> _Description of the task_: Copy out every line of the data below word for word, without changing anything.

start

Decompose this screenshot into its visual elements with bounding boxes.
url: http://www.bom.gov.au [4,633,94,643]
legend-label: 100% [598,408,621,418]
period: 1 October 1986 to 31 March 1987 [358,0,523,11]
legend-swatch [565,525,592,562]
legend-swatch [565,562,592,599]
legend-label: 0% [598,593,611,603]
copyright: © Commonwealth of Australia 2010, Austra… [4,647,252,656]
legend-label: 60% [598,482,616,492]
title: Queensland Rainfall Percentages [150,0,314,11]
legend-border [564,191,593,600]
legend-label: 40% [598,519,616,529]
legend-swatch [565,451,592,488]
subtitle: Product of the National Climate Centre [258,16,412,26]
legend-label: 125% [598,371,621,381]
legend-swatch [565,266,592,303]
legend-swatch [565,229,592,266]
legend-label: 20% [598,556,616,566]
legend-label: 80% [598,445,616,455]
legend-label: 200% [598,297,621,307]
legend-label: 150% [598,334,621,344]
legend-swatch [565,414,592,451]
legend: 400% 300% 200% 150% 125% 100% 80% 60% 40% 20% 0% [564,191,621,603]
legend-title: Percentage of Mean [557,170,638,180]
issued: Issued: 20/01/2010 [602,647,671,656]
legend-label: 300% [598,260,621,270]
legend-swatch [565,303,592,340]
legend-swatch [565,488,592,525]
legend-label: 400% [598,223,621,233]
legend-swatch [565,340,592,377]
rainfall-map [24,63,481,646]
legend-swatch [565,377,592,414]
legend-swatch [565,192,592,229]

end

> _The result_:
Decompose this screenshot into its visual elements with bounding boxes.
url: http://www.bom.gov.au [4,633,94,643]
legend-label: 100% [598,408,621,418]
period: 1 October 1986 to 31 March 1987 [358,0,523,11]
legend-swatch [565,525,592,562]
legend-swatch [565,562,592,599]
legend-label: 0% [598,593,611,603]
copyright: © Commonwealth of Australia 2010, Austra… [4,647,252,656]
legend-label: 60% [598,482,616,492]
title: Queensland Rainfall Percentages [150,0,314,11]
legend-border [564,191,593,600]
legend-label: 40% [598,519,616,529]
legend-swatch [565,451,592,488]
subtitle: Product of the National Climate Centre [258,16,412,26]
legend-label: 125% [598,371,621,381]
legend-swatch [565,266,592,303]
legend-swatch [565,229,592,266]
legend-label: 20% [598,556,616,566]
legend-label: 80% [598,445,616,455]
legend-label: 200% [598,297,621,307]
legend-label: 150% [598,334,621,344]
legend-swatch [565,414,592,451]
legend: 400% 300% 200% 150% 125% 100% 80% 60% 40% 20% 0% [564,191,621,603]
legend-title: Percentage of Mean [557,170,638,180]
issued: Issued: 20/01/2010 [602,647,671,656]
legend-label: 300% [598,260,621,270]
legend-swatch [565,303,592,340]
legend-swatch [565,488,592,525]
legend-label: 400% [598,223,621,233]
legend-swatch [565,340,592,377]
rainfall-map [24,63,481,646]
legend-swatch [565,377,592,414]
legend-swatch [565,192,592,229]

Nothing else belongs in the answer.